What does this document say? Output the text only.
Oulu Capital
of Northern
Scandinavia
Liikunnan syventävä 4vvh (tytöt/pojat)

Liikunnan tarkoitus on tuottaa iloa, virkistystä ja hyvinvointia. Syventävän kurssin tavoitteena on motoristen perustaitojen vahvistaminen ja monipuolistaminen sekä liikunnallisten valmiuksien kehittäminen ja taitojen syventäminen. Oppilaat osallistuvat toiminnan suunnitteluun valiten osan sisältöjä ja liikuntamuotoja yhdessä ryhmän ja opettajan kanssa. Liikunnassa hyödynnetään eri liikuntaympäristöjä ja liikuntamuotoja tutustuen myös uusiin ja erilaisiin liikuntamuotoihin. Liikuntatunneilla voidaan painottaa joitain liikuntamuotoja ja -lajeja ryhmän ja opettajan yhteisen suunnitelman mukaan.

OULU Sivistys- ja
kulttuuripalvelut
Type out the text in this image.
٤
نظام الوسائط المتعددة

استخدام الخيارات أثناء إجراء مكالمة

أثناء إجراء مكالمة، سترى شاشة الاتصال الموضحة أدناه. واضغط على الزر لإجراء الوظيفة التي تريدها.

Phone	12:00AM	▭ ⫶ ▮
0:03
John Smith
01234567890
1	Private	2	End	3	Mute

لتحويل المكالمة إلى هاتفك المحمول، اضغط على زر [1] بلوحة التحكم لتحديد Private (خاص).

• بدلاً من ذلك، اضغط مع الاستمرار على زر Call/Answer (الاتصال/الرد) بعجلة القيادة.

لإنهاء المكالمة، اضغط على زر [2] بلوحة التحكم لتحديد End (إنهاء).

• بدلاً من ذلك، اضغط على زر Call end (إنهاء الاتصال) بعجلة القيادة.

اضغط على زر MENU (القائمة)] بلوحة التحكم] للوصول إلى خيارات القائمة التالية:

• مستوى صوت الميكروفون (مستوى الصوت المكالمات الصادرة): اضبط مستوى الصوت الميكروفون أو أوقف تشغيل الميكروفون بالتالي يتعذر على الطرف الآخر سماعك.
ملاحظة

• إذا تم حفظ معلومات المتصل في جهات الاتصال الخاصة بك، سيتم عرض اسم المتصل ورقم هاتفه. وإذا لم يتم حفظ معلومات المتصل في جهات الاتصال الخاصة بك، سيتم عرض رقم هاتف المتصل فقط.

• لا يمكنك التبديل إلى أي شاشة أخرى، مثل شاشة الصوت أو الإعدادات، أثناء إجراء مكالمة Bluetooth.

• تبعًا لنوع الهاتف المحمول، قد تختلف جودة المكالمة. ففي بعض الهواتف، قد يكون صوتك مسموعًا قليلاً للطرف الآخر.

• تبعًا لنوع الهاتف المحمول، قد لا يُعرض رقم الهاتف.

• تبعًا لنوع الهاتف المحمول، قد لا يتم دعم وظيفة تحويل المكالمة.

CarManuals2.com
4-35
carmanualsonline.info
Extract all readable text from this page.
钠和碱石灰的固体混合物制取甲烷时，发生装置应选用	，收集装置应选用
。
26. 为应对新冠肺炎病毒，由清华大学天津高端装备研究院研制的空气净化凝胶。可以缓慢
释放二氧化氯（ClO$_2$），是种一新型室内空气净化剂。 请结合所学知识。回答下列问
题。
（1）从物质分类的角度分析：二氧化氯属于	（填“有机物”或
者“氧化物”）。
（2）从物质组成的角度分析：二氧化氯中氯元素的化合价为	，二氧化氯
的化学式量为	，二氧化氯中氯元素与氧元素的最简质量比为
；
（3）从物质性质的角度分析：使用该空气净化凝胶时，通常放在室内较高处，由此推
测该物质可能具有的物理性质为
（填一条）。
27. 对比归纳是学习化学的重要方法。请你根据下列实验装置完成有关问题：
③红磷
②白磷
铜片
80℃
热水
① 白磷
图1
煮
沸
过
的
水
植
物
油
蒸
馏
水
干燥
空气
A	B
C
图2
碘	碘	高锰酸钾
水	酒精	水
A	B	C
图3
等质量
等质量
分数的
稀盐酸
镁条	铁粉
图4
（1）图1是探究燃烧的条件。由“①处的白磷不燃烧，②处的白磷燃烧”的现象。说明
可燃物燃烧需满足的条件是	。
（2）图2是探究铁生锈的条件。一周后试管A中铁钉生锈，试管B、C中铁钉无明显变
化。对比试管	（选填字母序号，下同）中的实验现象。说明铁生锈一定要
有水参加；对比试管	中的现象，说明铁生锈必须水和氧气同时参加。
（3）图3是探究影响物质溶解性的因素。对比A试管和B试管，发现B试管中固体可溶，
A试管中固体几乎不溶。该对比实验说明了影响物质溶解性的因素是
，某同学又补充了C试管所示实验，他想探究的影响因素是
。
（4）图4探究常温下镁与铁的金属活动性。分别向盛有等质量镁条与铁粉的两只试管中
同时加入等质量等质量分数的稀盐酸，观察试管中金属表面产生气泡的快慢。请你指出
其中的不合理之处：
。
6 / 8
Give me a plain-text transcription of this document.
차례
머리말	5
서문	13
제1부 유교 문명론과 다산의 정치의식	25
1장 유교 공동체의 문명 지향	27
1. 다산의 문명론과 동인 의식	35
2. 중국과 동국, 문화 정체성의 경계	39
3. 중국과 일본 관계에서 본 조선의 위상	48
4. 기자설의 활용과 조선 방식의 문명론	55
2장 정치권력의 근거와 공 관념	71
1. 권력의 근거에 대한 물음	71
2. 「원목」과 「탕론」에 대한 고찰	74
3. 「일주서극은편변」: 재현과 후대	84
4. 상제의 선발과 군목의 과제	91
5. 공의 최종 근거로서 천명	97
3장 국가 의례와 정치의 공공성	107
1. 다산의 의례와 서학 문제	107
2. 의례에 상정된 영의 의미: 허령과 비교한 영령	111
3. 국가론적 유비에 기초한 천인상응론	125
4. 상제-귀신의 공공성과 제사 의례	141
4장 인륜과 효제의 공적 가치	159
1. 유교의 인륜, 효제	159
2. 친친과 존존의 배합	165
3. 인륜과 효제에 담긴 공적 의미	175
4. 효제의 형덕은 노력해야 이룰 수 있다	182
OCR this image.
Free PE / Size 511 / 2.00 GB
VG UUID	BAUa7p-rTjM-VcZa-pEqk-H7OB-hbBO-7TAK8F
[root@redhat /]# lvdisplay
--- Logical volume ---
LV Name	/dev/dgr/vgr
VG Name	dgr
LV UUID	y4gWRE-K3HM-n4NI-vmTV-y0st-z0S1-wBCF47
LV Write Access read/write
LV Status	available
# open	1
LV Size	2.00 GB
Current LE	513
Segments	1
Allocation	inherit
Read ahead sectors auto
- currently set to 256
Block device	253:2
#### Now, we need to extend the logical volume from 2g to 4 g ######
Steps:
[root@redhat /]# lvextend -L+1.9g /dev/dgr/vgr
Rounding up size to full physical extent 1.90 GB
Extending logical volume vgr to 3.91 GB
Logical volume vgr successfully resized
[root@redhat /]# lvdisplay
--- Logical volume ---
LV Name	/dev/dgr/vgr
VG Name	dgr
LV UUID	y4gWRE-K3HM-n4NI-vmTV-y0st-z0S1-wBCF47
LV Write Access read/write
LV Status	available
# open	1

### TASK INSTRUCTIONS:
Exactly repeat the lines from the line that contains "OCR this image." to the end of the entries, both included, and leave out all other lines.

### RESULT OF THE TASK:
OCR this image.
Free PE / Size 511 / 2.00 GB
VG UUID	BAUa7p-rTjM-VcZa-pEqk-H7OB-hbBO-7TAK8F
[root@redhat /]# lvdisplay
--- Logical volume ---
LV Name	/dev/dgr/vgr
VG Name	dgr
LV UUID	y4gWRE-K3HM-n4NI-vmTV-y0st-z0S1-wBCF47
LV Write Access read/write
LV Status	available
# open	1
LV Size	2.00 GB
Current LE	513
Segments	1
Allocation	inherit
Read ahead sectors auto
- currently set to 256
Block device	253:2
#### Now, we need to extend the logical volume from 2g to 4 g ######
Steps:
[root@redhat /]# lvextend -L+1.9g /dev/dgr/vgr
Rounding up size to full physical extent 1.90 GB
Extending logical volume vgr to 3.91 GB
Logical volume vgr successfully resized
[root@redhat /]# lvdisplay
--- Logical volume ---
LV Name	/dev/dgr/vgr
VG Name	dgr
LV UUID	y4gWRE-K3HM-n4NI-vmTV-y0st-z0S1-wBCF47
LV Write Access read/write
LV Status	available
# open	1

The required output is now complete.